WHAT YOU NEED TO DO: All of the data should be output character for character, except the pictures.

RECORDS SUPPLIED:
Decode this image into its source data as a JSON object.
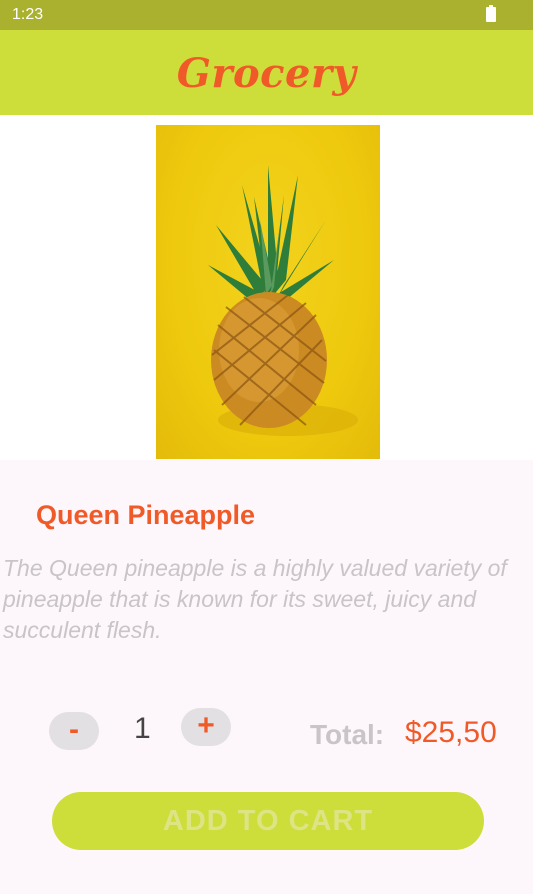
{
  "status_bar": {
    "time": "1:23",
    "battery_icon": "battery-full-icon"
  },
  "app_bar": {
    "title": "Grocery"
  },
  "product": {
    "image_icon": "pineapple-photo",
    "name": "Queen Pineapple",
    "description": "The Queen pineapple is a highly valued variety of pineapple that is known for its sweet, juicy and succulent flesh."
  },
  "quantity": {
    "minus_label": "-",
    "value": "1",
    "plus_label": "+"
  },
  "total": {
    "label": "Total:",
    "value": "$25,50"
  },
  "actions": {
    "add_to_cart_label": "ADD TO CART"
  },
  "colors": {
    "status_bar": "#a9b12f",
    "app_bar": "#cddd3a",
    "accent": "#f05a28",
    "muted_text": "#c8c4c8",
    "button_bg": "#cddd3a"
  }
}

THE COMPLETED TASK:
Decode this image into its source data as a JSON object.
{
  "status_bar": {
    "time": "1:23",
    "battery_icon": "battery-full-icon"
  },
  "app_bar": {
    "title": "Grocery"
  },
  "product": {
    "image_icon": "pineapple-photo",
    "name": "Queen Pineapple",
    "description": "The Queen pineapple is a highly valued variety of pineapple that is known for its sweet, juicy and succulent flesh."
  },
  "quantity": {
    "minus_label": "-",
    "value": "1",
    "plus_label": "+"
  },
  "total": {
    "label": "Total:",
    "value": "$25,50"
  },
  "actions": {
    "add_to_cart_label": "ADD TO CART"
  },
  "colors": {
    "status_bar": "#a9b12f",
    "app_bar": "#cddd3a",
    "accent": "#f05a28",
    "muted_text": "#c8c4c8",
    "button_bg": "#cddd3a"
  }
}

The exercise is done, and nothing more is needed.